(Dataset listings of figures)
+ + + +

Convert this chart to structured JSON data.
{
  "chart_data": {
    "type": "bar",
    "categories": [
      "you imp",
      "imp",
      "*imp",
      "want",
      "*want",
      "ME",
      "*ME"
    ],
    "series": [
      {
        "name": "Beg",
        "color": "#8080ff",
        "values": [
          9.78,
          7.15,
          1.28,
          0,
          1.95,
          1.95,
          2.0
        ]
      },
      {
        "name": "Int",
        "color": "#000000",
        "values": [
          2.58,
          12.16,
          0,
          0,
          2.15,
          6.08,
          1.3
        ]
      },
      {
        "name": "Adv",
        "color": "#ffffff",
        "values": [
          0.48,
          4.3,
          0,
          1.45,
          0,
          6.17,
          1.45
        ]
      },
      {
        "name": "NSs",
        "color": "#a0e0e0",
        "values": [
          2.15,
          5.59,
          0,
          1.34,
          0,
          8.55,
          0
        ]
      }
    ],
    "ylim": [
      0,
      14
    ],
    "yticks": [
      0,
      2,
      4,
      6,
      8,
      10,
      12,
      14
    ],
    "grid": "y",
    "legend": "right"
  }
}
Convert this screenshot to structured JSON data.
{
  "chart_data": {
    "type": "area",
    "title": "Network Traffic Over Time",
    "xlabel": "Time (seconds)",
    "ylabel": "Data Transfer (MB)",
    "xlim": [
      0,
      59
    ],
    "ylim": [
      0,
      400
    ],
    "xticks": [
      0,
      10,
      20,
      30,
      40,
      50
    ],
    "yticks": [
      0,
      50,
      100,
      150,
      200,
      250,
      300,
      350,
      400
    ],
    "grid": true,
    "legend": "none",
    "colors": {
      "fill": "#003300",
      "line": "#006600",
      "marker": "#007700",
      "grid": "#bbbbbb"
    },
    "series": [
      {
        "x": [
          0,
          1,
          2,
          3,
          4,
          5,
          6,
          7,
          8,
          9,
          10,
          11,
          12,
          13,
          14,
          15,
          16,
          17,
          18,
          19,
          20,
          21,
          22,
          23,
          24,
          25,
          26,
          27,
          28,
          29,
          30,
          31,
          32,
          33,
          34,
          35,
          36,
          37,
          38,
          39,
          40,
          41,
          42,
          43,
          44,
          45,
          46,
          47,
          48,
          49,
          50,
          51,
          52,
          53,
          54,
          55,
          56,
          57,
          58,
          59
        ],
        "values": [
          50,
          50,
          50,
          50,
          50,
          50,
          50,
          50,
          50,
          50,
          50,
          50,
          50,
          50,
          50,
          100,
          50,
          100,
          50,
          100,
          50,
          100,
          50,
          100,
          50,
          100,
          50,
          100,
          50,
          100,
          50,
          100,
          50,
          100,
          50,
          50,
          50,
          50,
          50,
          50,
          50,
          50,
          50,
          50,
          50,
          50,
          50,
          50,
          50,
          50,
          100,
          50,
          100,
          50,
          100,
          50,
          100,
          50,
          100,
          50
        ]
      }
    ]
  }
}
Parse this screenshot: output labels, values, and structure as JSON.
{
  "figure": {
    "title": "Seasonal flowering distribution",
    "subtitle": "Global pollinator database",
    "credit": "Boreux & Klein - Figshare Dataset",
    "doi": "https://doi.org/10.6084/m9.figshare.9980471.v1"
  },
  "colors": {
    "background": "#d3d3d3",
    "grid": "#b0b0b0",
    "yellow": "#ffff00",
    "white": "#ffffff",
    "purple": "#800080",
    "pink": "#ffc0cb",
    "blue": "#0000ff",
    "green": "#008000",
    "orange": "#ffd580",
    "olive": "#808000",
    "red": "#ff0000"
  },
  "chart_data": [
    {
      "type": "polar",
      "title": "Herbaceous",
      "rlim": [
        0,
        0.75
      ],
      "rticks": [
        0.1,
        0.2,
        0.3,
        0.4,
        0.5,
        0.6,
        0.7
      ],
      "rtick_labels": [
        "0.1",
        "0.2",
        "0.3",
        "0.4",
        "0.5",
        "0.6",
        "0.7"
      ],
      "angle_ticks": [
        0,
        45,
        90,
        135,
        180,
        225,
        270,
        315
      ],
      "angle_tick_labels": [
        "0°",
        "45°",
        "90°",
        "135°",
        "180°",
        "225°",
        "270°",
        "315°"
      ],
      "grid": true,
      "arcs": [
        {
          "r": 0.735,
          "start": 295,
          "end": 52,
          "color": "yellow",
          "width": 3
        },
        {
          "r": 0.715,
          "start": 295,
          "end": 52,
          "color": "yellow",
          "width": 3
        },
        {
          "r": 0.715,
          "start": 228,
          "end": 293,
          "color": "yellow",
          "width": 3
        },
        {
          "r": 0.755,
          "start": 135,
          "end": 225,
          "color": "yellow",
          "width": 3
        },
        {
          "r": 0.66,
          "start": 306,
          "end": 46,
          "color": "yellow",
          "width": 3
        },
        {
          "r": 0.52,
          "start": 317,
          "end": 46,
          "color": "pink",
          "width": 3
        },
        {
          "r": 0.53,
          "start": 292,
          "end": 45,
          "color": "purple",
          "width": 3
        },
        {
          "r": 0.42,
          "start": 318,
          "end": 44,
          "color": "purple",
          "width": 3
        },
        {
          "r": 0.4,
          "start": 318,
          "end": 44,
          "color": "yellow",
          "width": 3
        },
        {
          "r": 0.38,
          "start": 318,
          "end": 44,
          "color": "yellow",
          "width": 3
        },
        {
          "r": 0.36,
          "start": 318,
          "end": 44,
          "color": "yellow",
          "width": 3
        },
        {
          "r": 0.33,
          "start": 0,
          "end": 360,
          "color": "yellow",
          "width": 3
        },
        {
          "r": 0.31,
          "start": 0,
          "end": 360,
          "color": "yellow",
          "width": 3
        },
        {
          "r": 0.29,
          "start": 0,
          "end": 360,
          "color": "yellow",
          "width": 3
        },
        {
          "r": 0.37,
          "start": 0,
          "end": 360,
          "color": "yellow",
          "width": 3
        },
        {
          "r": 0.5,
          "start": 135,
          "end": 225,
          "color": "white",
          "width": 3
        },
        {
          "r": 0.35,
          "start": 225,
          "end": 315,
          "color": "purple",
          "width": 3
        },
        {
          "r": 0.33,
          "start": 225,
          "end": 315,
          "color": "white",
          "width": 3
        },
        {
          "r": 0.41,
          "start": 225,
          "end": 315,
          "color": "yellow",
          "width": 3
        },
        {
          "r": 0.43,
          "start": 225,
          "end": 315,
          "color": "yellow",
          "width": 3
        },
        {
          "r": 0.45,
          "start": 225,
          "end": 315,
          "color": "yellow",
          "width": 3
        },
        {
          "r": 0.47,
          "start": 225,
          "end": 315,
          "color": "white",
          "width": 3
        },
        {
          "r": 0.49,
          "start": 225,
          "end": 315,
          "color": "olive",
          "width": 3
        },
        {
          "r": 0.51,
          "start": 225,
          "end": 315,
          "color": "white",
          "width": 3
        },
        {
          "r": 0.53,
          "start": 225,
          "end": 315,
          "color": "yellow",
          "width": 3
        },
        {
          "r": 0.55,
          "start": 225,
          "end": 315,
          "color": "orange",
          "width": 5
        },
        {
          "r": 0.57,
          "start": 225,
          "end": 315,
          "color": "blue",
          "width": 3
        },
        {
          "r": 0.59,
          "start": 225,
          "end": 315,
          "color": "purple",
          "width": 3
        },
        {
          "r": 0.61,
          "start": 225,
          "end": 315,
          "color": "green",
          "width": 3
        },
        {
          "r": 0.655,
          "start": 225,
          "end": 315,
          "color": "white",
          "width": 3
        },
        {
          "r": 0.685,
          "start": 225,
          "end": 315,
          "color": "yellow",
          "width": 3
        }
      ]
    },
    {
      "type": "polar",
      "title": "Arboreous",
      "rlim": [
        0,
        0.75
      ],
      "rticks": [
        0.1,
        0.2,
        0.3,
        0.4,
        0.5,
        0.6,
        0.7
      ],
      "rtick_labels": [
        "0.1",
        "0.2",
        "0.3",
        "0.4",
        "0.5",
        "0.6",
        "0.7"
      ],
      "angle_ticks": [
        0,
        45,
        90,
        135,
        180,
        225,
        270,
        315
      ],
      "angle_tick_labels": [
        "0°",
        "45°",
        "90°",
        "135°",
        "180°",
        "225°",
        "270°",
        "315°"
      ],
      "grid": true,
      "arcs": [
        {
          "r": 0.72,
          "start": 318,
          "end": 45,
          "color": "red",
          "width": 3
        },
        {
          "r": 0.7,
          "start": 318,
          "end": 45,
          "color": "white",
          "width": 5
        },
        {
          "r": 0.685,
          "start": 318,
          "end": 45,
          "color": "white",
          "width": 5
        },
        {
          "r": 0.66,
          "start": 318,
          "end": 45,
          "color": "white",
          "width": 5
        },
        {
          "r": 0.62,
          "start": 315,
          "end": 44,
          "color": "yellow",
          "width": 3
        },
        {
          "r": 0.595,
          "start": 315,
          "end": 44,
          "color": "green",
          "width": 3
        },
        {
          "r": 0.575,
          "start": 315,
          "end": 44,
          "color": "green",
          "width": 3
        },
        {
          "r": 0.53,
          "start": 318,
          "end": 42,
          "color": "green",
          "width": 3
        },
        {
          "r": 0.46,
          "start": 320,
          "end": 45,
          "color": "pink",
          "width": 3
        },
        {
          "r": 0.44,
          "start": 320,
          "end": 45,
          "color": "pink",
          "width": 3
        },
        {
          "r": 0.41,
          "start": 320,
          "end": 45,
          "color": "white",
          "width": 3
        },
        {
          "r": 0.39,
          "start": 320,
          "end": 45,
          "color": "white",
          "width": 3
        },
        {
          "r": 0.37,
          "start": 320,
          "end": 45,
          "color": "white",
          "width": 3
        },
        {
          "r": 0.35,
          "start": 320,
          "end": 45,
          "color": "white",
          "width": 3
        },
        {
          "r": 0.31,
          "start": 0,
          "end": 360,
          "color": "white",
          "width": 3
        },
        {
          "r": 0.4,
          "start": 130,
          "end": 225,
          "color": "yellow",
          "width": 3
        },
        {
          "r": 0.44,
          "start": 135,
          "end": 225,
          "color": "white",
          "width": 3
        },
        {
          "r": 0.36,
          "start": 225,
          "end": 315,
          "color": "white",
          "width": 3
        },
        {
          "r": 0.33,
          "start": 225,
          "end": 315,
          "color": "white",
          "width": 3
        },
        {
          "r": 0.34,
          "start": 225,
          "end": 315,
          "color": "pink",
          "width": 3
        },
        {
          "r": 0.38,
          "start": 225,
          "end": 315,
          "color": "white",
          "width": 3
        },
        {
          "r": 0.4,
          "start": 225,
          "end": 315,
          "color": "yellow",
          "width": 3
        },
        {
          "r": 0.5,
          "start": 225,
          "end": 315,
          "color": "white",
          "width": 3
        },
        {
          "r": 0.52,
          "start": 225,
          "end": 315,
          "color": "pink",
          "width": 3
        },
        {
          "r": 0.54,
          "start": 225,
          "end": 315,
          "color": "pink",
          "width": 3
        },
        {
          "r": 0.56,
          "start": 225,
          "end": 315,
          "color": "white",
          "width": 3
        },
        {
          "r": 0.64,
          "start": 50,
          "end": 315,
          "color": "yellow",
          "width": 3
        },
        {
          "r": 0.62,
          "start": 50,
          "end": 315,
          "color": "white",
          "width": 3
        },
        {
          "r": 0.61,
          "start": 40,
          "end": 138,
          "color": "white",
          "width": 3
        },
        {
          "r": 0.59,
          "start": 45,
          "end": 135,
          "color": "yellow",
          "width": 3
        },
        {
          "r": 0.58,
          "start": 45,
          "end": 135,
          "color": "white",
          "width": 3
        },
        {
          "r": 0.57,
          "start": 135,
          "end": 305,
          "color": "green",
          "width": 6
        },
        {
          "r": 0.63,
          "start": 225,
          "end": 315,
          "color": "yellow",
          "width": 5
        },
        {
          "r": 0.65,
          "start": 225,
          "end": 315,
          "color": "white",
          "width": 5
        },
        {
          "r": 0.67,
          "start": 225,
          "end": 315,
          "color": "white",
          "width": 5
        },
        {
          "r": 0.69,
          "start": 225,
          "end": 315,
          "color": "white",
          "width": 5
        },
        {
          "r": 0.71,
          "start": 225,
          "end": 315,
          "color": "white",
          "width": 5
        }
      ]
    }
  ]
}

+ + + +

Exercise details:
Lines from the records above that hold "structured" are the ones to list.

Problem solution:
Convert this chart to structured JSON data.
Convert this screenshot to structured JSON data.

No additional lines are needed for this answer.